Repeat the listing in full, word for word.

[Dataset records]
Begin

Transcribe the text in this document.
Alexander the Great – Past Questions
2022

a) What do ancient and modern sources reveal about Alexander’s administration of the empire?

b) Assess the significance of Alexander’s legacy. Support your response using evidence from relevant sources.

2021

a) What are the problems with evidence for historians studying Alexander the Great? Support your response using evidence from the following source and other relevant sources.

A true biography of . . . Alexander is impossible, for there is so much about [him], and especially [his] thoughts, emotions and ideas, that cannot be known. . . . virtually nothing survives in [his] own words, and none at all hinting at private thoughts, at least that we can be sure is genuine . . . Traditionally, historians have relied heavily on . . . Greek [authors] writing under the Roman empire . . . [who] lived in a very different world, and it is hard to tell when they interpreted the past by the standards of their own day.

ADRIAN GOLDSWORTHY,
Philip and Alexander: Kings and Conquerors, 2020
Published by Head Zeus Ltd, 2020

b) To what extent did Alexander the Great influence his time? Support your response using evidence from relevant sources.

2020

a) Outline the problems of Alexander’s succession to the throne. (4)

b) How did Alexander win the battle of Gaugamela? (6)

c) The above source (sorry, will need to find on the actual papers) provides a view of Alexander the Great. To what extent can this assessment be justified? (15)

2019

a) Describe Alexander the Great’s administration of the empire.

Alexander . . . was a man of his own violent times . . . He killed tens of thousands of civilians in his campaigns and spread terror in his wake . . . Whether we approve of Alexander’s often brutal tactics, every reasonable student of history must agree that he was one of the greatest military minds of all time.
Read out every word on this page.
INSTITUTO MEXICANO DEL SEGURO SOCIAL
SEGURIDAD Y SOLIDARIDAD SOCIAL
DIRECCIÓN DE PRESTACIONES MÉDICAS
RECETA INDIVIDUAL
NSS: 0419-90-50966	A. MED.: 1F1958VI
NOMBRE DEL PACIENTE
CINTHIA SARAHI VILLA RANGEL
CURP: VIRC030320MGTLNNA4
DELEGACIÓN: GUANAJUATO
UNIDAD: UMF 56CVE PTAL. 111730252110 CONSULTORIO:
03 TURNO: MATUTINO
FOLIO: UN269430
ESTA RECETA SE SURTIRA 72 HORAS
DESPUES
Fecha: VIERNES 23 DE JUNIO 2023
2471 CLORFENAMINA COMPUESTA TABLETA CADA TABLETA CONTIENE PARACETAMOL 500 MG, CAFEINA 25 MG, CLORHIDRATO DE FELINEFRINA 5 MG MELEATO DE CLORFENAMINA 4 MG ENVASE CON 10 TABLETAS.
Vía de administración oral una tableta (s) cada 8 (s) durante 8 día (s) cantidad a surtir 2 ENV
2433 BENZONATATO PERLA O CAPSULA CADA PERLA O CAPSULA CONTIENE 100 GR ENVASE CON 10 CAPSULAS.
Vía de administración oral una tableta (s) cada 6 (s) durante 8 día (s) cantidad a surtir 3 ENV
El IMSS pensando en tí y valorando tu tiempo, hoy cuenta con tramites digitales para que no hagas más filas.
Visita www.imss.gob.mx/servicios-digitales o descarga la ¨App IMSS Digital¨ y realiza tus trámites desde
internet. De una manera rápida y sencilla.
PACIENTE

End

## Solved exercise
Transcribe the text in this document.
Alexander the Great – Past Questions
2022

a) What do ancient and modern sources reveal about Alexander’s administration of the empire?

b) Assess the significance of Alexander’s legacy. Support your response using evidence from relevant sources.

2021

a) What are the problems with evidence for historians studying Alexander the Great? Support your response using evidence from the following source and other relevant sources.

A true biography of . . . Alexander is impossible, for there is so much about [him], and especially [his] thoughts, emotions and ideas, that cannot be known. . . . virtually nothing survives in [his] own words, and none at all hinting at private thoughts, at least that we can be sure is genuine . . . Traditionally, historians have relied heavily on . . . Greek [authors] writing under the Roman empire . . . [who] lived in a very different world, and it is hard to tell when they interpreted the past by the standards of their own day.

ADRIAN GOLDSWORTHY,
Philip and Alexander: Kings and Conquerors, 2020
Published by Head Zeus Ltd, 2020

b) To what extent did Alexander the Great influence his time? Support your response using evidence from relevant sources.

2020

a) Outline the problems of Alexander’s succession to the throne. (4)

b) How did Alexander win the battle of Gaugamela? (6)

c) The above source (sorry, will need to find on the actual papers) provides a view of Alexander the Great. To what extent can this assessment be justified? (15)

2019

a) Describe Alexander the Great’s administration of the empire.

Alexander . . . was a man of his own violent times . . . He killed tens of thousands of civilians in his campaigns and spread terror in his wake . . . Whether we approve of Alexander’s often brutal tactics, every reasonable student of history must agree that he was one of the greatest military minds of all time.
Read out every word on this page.
INSTITUTO MEXICANO DEL SEGURO SOCIAL
SEGURIDAD Y SOLIDARIDAD SOCIAL
DIRECCIÓN DE PRESTACIONES MÉDICAS
RECETA INDIVIDUAL
NSS: 0419-90-50966	A. MED.: 1F1958VI
NOMBRE DEL PACIENTE
CINTHIA SARAHI VILLA RANGEL
CURP: VIRC030320MGTLNNA4
DELEGACIÓN: GUANAJUATO
UNIDAD: UMF 56CVE PTAL. 111730252110 CONSULTORIO:
03 TURNO: MATUTINO
FOLIO: UN269430
ESTA RECETA SE SURTIRA 72 HORAS
DESPUES
Fecha: VIERNES 23 DE JUNIO 2023
2471 CLORFENAMINA COMPUESTA TABLETA CADA TABLETA CONTIENE PARACETAMOL 500 MG, CAFEINA 25 MG, CLORHIDRATO DE FELINEFRINA 5 MG MELEATO DE CLORFENAMINA 4 MG ENVASE CON 10 TABLETAS.
Vía de administración oral una tableta (s) cada 8 (s) durante 8 día (s) cantidad a surtir 2 ENV
2433 BENZONATATO PERLA O CAPSULA CADA PERLA O CAPSULA CONTIENE 100 GR ENVASE CON 10 CAPSULAS.
Vía de administración oral una tableta (s) cada 6 (s) durante 8 día (s) cantidad a surtir 3 ENV
El IMSS pensando en tí y valorando tu tiempo, hoy cuenta con tramites digitales para que no hagas más filas.
Visita www.imss.gob.mx/servicios-digitales o descarga la ¨App IMSS Digital¨ y realiza tus trámites desde
internet. De una manera rápida y sencilla.
PACIENTE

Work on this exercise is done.